ISLs are the key computational kernel within a range of compute-intensive applications, including image processing, data mining, weather- and climate modeling, as well as physical simulations such as seismic or fluid simulations [2, 3]. ISLs are among the most important computational kernels of contemporary and future applications, residing within the category of structured grids [4]. In a multidimensional discretized grid, the method computes each element as a function of its neighbors. The number of neighbors calculated depends on the number of dimensions at hand and the stencil's size. This technique often simulates a time-step (e.g., Conway's Game of Life [5]) that can converge to a solution (e.g., iterative methods [6]). Initially, ISLs were studied widely for CPU applications [7–10]. ISLs often compose large parts of applications' total execution time (up to 100% for SPEC 2017's Lattice Boltzmann Method [3, 11]), motivating the interest for offloading such computations onto high-performant accelerators [12].

Although initially proposed as a hardware-accelerator for computing specialized graphics computations in parallel [13, p. 8], Graphics Processing Units (GPUs) extended their domain onto general-purpose computing by realizing high performance through a highly parallel execution model by extensive latency hiding. Utilizing the vast amount of threads for parallelism, GPUs became the de facto hardware accelerator for compute-intensive applications within High-Performance Computing. Meanwhile, energy-constrained environments make offloading stencil computations onto FPGAs also widely recognized [3, 14, 15]. Utilizing GPUs as accelerators for processing ISLs has been studied extensively in the last decade [2, 16–18]. ISLs' widespread importance sparks the need for efficient GPU implementations. However, as we will show later, the applications' performance depends on the underlying GPU architecture. Therefore, this thesis studies ISLs on two GPU architectures: Pascal and Volta.

As presented in Figure 1.1, the GPU differentiates itself from the CPU by allocating more on-chip area for execution units as a trade-off for cache and control flow logic like branch predictors and prefetchers. The GPU's programming model



**Figure 1.1:** The figure displays an example distribution of a multi-core CPU vs. a many-core GPU. More transistors are devoted to computation in GPUs. From [19, p. 2]. Reprinted with permission from Nvidia.

Recorded information
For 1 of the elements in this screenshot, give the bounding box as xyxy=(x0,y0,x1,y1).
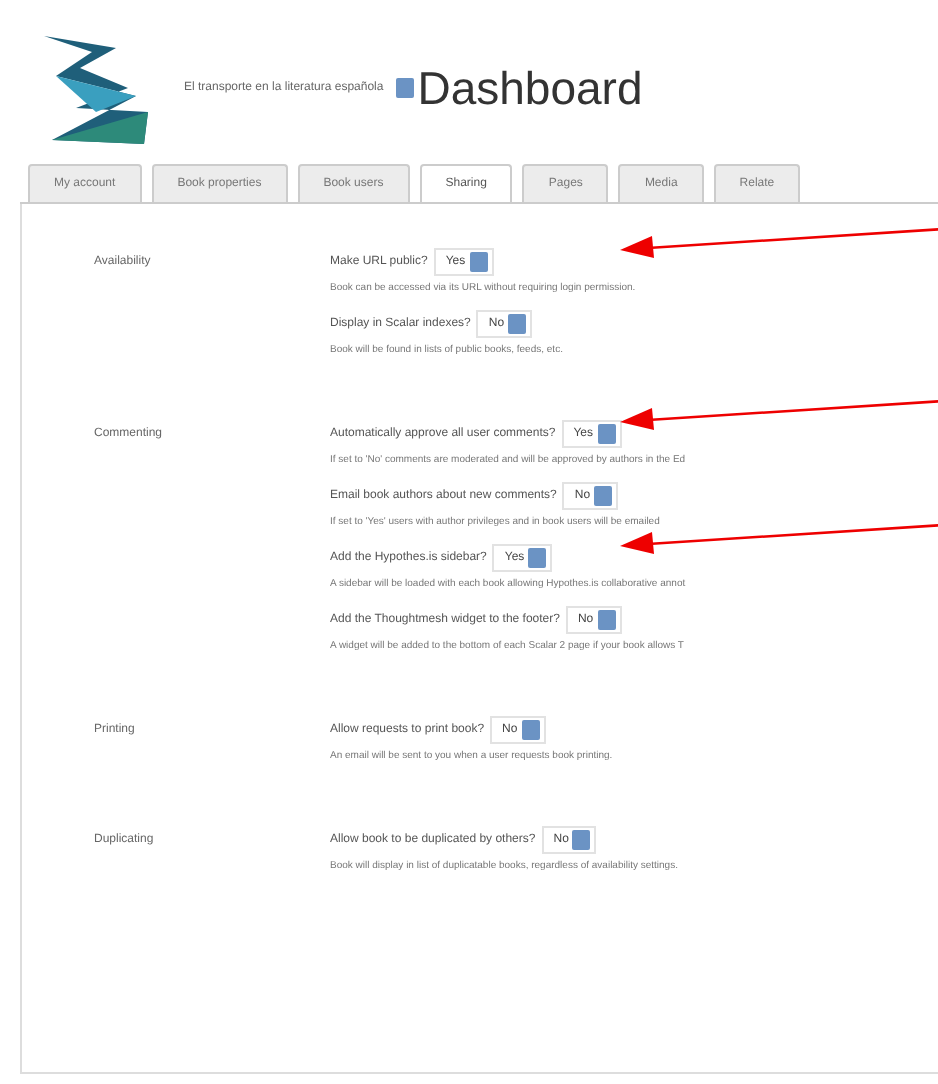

Written task 1
Answer these questions from the passage on iterative stencil loops and GPUs, one line each:
(a) In SPEC 2017's Lattice Boltzmann Method, up to what share of total execution time can ISLs take?
(b) Which two GPU architectures does the thesis study?
(c) According to the caption of Figure 1.1, what are more transistors devoted to in GPUs?
Written task 2
List every kind of compute-intensive application that the passage on iterative stencil loops and GPUs names as having ISLs as its key computational kernel.
Written task 3
Write the next part of the passage on iterative stencil loops and GPUs, picking up from where it stops.

Reply 1
(a) Up to 100%.
(b) Pascal and Volta.
(c) Computation.

Reply 2
- Image processing
- Data mining
- Weather- and climate modeling
- Physical simulations such as seismic or fluid simulations

Reply 3
does not require such resources to find runtime parallelism because this is the programmer's task. The GPU architectures emphasize high throughput through many lower-frequency cores compared to the CPU's few high-frequency cores. As a result, the GPU programming model's weak spot is high latency, making applications with limited parallelism better suited for CPUs than GPUs.

The GPUs employ an array of Streaming Multiprocessors (SMs) to achieve extensive hardware parallelism [13, p. 68]. Each row in Figure 1.1's simplified GPU architecture layout represents an SM comprising an L1/unified cache, control units, and numerous execution units. GPUs also achieve significant parallelism by employing fast context switches and lightweight threads [13, p. 90]. The ISLs' grid-structured problem domains map elegantly to the many-core GPU architectures. The cores' incredible parallelism composes a powerful tool to solve ISLs.

The Compute Unified Device Architecture (CUDA) [19] serves as the primary platform for Nvidia GPUs currently dominating the market, which we focus on in this work. CUDA enables implementing ISLs on GPUs at a relatively low abstraction level but enables the programmer more detailed optimizations to prevent redundant memory requests to the device memory (e.g., shared memory or register caching [20]) or increase the number of in-flight memory requests (e.g., thread coarsening [21, 22]). Furthermore, optimizing ISLs require significant attention to memory access patterns to avoid redundant accesses to the device memory [13, p. 158]. Moreover, using automatic code generation tools to aid optimization is possible [12, 23]. However, modern GPU architectures improve ISLs' performance inconspicuously for the programmer, making naive implementations highly competitive [24]. Therefore, we wish to investigate the performance gap between naive and more advanced implementations for contemporary architectures.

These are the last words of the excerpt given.